— Begin —

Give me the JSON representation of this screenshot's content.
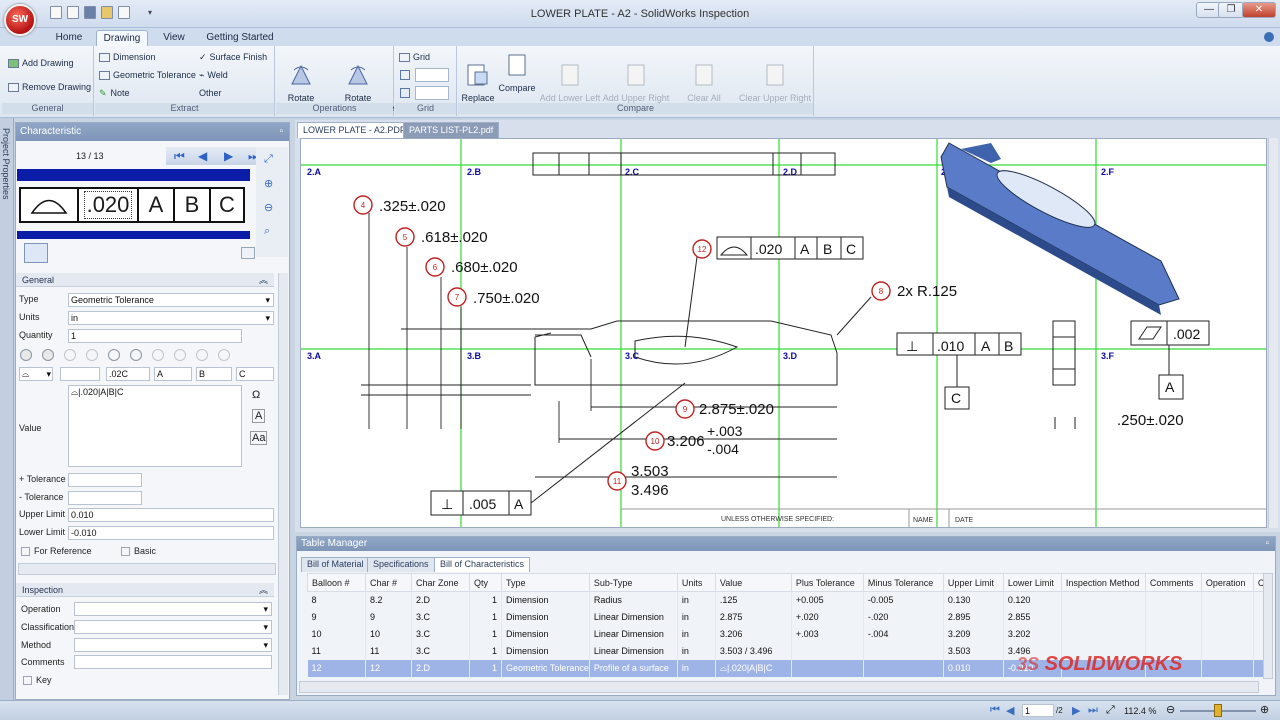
{
  "window": {
    "title": "LOWER PLATE - A2 - SolidWorks Inspection",
    "logo_text": "SW",
    "min": "—",
    "max": "❐",
    "close": "✕"
  },
  "ribbon": {
    "tabs": [
      "Home",
      "Drawing",
      "View",
      "Getting Started"
    ],
    "active_tab": "Drawing",
    "general": {
      "label": "General",
      "add_drawing": "Add Drawing",
      "remove_drawing": "Remove Drawing"
    },
    "extract": {
      "label": "Extract",
      "dimension": "Dimension",
      "geometric_tolerance": "Geometric Tolerance",
      "note": "Note",
      "surface_finish": "Surface Finish",
      "weld": "Weld",
      "other": "Other"
    },
    "operations": {
      "label": "Operations",
      "rotate_cw": "Rotate\nClockwise",
      "rotate_ccw": "Rotate\nCounterclockwise"
    },
    "grid": {
      "label": "Grid",
      "grid": "Grid"
    },
    "compare": {
      "label": "Compare",
      "replace_drawing": "Replace\nDrawing",
      "compare": "Compare",
      "add_lower_left": "Add Lower Left\nAlignment Point",
      "add_upper_right": "Add Upper Right\nAlignment Point",
      "clear_all": "Clear All\nAlignment Points",
      "clear_upper_right": "Clear Upper Right\nAlignment Point"
    }
  },
  "left_strip": {
    "label": "Project Properties"
  },
  "characteristic": {
    "header": "Characteristic",
    "pager": "13 / 13",
    "fcf": {
      "tolerance": ".020",
      "datum_a": "A",
      "datum_b": "B",
      "datum_c": "C"
    },
    "general_header": "General",
    "type_label": "Type",
    "type_value": "Geometric Tolerance",
    "units_label": "Units",
    "units_value": "in",
    "quantity_label": "Quantity",
    "quantity_value": "1",
    "fcf_row": {
      "tol": ".02C",
      "a": "A",
      "b": "B",
      "c": "C"
    },
    "value_label": "Value",
    "value_text": "⌓|.020|A|B|C",
    "plus_tol_label": "+ Tolerance",
    "minus_tol_label": "- Tolerance",
    "upper_label": "Upper Limit",
    "upper_value": "0.010",
    "lower_label": "Lower Limit",
    "lower_value": "-0.010",
    "for_reference": "For Reference",
    "basic": "Basic",
    "inspection_header": "Inspection",
    "operation_label": "Operation",
    "classification_label": "Classification",
    "method_label": "Method",
    "comments_label": "Comments",
    "key_label": "Key"
  },
  "doc_tabs": [
    "LOWER PLATE - A2.PDF",
    "PARTS LIST-PL2.pdf"
  ],
  "drawing": {
    "zones": [
      "2.A",
      "2.B",
      "2.C",
      "2.D",
      "2.E",
      "2.F",
      "3.A",
      "3.B",
      "3.C",
      "3.D",
      "3.F"
    ],
    "balloons": [
      {
        "n": "4",
        "text": ".325±.020"
      },
      {
        "n": "5",
        "text": ".618±.020"
      },
      {
        "n": "6",
        "text": ".680±.020"
      },
      {
        "n": "7",
        "text": ".750±.020"
      },
      {
        "n": "8",
        "text": "2x R.125"
      },
      {
        "n": "9",
        "text": "2.875±.020"
      },
      {
        "n": "10",
        "text": "3.206"
      },
      {
        "n": "11",
        "text": "3.503"
      },
      {
        "n": "12",
        "text": ""
      }
    ],
    "tol_10_plus": "+.003",
    "tol_10_minus": "-.004",
    "val_11_low": "3.496",
    "fcf12": {
      "tol": ".020",
      "a": "A",
      "b": "B",
      "c": "C"
    },
    "fcf_perp": {
      "tol": ".010",
      "a": "A",
      "b": "B"
    },
    "fcf_flat": {
      "tol": ".002"
    },
    "fcf_bottom": {
      "tol": ".005",
      "a": "A"
    },
    "datum_a": "A",
    "datum_c": "C",
    "dim_250": ".250±.020",
    "title_unless": "UNLESS OTHERWISE SPECIFIED:",
    "title_name": "NAME",
    "title_date": "DATE"
  },
  "table_manager": {
    "header": "Table Manager",
    "tabs": [
      "Bill of Material",
      "Specifications",
      "Bill of Characteristics"
    ],
    "active_tab": "Bill of Characteristics",
    "columns": [
      "Balloon #",
      "Char #",
      "Char Zone",
      "Qty",
      "Type",
      "Sub-Type",
      "Units",
      "Value",
      "Plus Tolerance",
      "Minus Tolerance",
      "Upper Limit",
      "Lower Limit",
      "Inspection Method",
      "Comments",
      "Operation",
      "C"
    ],
    "rows": [
      [
        "8",
        "8.2",
        "2.D",
        "1",
        "Dimension",
        "Radius",
        "in",
        ".125",
        "+0.005",
        "-0.005",
        "0.130",
        "0.120",
        "",
        "",
        "",
        ""
      ],
      [
        "9",
        "9",
        "3.C",
        "1",
        "Dimension",
        "Linear Dimension",
        "in",
        "2.875",
        "+.020",
        "-.020",
        "2.895",
        "2.855",
        "",
        "",
        "",
        ""
      ],
      [
        "10",
        "10",
        "3.C",
        "1",
        "Dimension",
        "Linear Dimension",
        "in",
        "3.206",
        "+.003",
        "-.004",
        "3.209",
        "3.202",
        "",
        "",
        "",
        ""
      ],
      [
        "11",
        "11",
        "3.C",
        "1",
        "Dimension",
        "Linear Dimension",
        "in",
        "3.503 / 3.496",
        "",
        "",
        "3.503",
        "3.496",
        "",
        "",
        "",
        ""
      ],
      [
        "12",
        "12",
        "2.D",
        "1",
        "Geometric Tolerance",
        "Profile of a surface",
        "in",
        "⌓|.020|A|B|C",
        "",
        "",
        "0.010",
        "-0.010",
        "",
        "",
        "",
        ""
      ]
    ],
    "selected_row": 4
  },
  "status": {
    "page_value": "1",
    "page_total": "/2",
    "zoom": "112.4 %"
  },
  "brand": {
    "watermark": "SOLIDWORKS",
    "ds": "3S"
  }
}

— End —

### Aim
Every line above should be repeated exactly; pictures stay out of the copy.

### Output
Give me the JSON representation of this screenshot's content.
{
  "window": {
    "title": "LOWER PLATE - A2 - SolidWorks Inspection",
    "logo_text": "SW",
    "min": "—",
    "max": "❐",
    "close": "✕"
  },
  "ribbon": {
    "tabs": [
      "Home",
      "Drawing",
      "View",
      "Getting Started"
    ],
    "active_tab": "Drawing",
    "general": {
      "label": "General",
      "add_drawing": "Add Drawing",
      "remove_drawing": "Remove Drawing"
    },
    "extract": {
      "label": "Extract",
      "dimension": "Dimension",
      "geometric_tolerance": "Geometric Tolerance",
      "note": "Note",
      "surface_finish": "Surface Finish",
      "weld": "Weld",
      "other": "Other"
    },
    "operations": {
      "label": "Operations",
      "rotate_cw": "Rotate\nClockwise",
      "rotate_ccw": "Rotate\nCounterclockwise"
    },
    "grid": {
      "label": "Grid",
      "grid": "Grid"
    },
    "compare": {
      "label": "Compare",
      "replace_drawing": "Replace\nDrawing",
      "compare": "Compare",
      "add_lower_left": "Add Lower Left\nAlignment Point",
      "add_upper_right": "Add Upper Right\nAlignment Point",
      "clear_all": "Clear All\nAlignment Points",
      "clear_upper_right": "Clear Upper Right\nAlignment Point"
    }
  },
  "left_strip": {
    "label": "Project Properties"
  },
  "characteristic": {
    "header": "Characteristic",
    "pager": "13 / 13",
    "fcf": {
      "tolerance": ".020",
      "datum_a": "A",
      "datum_b": "B",
      "datum_c": "C"
    },
    "general_header": "General",
    "type_label": "Type",
    "type_value": "Geometric Tolerance",
    "units_label": "Units",
    "units_value": "in",
    "quantity_label": "Quantity",
    "quantity_value": "1",
    "fcf_row": {
      "tol": ".02C",
      "a": "A",
      "b": "B",
      "c": "C"
    },
    "value_label": "Value",
    "value_text": "⌓|.020|A|B|C",
    "plus_tol_label": "+ Tolerance",
    "minus_tol_label": "- Tolerance",
    "upper_label": "Upper Limit",
    "upper_value": "0.010",
    "lower_label": "Lower Limit",
    "lower_value": "-0.010",
    "for_reference": "For Reference",
    "basic": "Basic",
    "inspection_header": "Inspection",
    "operation_label": "Operation",
    "classification_label": "Classification",
    "method_label": "Method",
    "comments_label": "Comments",
    "key_label": "Key"
  },
  "doc_tabs": [
    "LOWER PLATE - A2.PDF",
    "PARTS LIST-PL2.pdf"
  ],
  "drawing": {
    "zones": [
      "2.A",
      "2.B",
      "2.C",
      "2.D",
      "2.E",
      "2.F",
      "3.A",
      "3.B",
      "3.C",
      "3.D",
      "3.F"
    ],
    "balloons": [
      {
        "n": "4",
        "text": ".325±.020"
      },
      {
        "n": "5",
        "text": ".618±.020"
      },
      {
        "n": "6",
        "text": ".680±.020"
      },
      {
        "n": "7",
        "text": ".750±.020"
      },
      {
        "n": "8",
        "text": "2x R.125"
      },
      {
        "n": "9",
        "text": "2.875±.020"
      },
      {
        "n": "10",
        "text": "3.206"
      },
      {
        "n": "11",
        "text": "3.503"
      },
      {
        "n": "12",
        "text": ""
      }
    ],
    "tol_10_plus": "+.003",
    "tol_10_minus": "-.004",
    "val_11_low": "3.496",
    "fcf12": {
      "tol": ".020",
      "a": "A",
      "b": "B",
      "c": "C"
    },
    "fcf_perp": {
      "tol": ".010",
      "a": "A",
      "b": "B"
    },
    "fcf_flat": {
      "tol": ".002"
    },
    "fcf_bottom": {
      "tol": ".005",
      "a": "A"
    },
    "datum_a": "A",
    "datum_c": "C",
    "dim_250": ".250±.020",
    "title_unless": "UNLESS OTHERWISE SPECIFIED:",
    "title_name": "NAME",
    "title_date": "DATE"
  },
  "table_manager": {
    "header": "Table Manager",
    "tabs": [
      "Bill of Material",
      "Specifications",
      "Bill of Characteristics"
    ],
    "active_tab": "Bill of Characteristics",
    "columns": [
      "Balloon #",
      "Char #",
      "Char Zone",
      "Qty",
      "Type",
      "Sub-Type",
      "Units",
      "Value",
      "Plus Tolerance",
      "Minus Tolerance",
      "Upper Limit",
      "Lower Limit",
      "Inspection Method",
      "Comments",
      "Operation",
      "C"
    ],
    "rows": [
      [
        "8",
        "8.2",
        "2.D",
        "1",
        "Dimension",
        "Radius",
        "in",
        ".125",
        "+0.005",
        "-0.005",
        "0.130",
        "0.120",
        "",
        "",
        "",
        ""
      ],
      [
        "9",
        "9",
        "3.C",
        "1",
        "Dimension",
        "Linear Dimension",
        "in",
        "2.875",
        "+.020",
        "-.020",
        "2.895",
        "2.855",
        "",
        "",
        "",
        ""
      ],
      [
        "10",
        "10",
        "3.C",
        "1",
        "Dimension",
        "Linear Dimension",
        "in",
        "3.206",
        "+.003",
        "-.004",
        "3.209",
        "3.202",
        "",
        "",
        "",
        ""
      ],
      [
        "11",
        "11",
        "3.C",
        "1",
        "Dimension",
        "Linear Dimension",
        "in",
        "3.503 / 3.496",
        "",
        "",
        "3.503",
        "3.496",
        "",
        "",
        "",
        ""
      ],
      [
        "12",
        "12",
        "2.D",
        "1",
        "Geometric Tolerance",
        "Profile of a surface",
        "in",
        "⌓|.020|A|B|C",
        "",
        "",
        "0.010",
        "-0.010",
        "",
        "",
        "",
        ""
      ]
    ],
    "selected_row": 4
  },
  "status": {
    "page_value": "1",
    "page_total": "/2",
    "zoom": "112.4 %"
  },
  "brand": {
    "watermark": "SOLIDWORKS",
    "ds": "3S"
  }
}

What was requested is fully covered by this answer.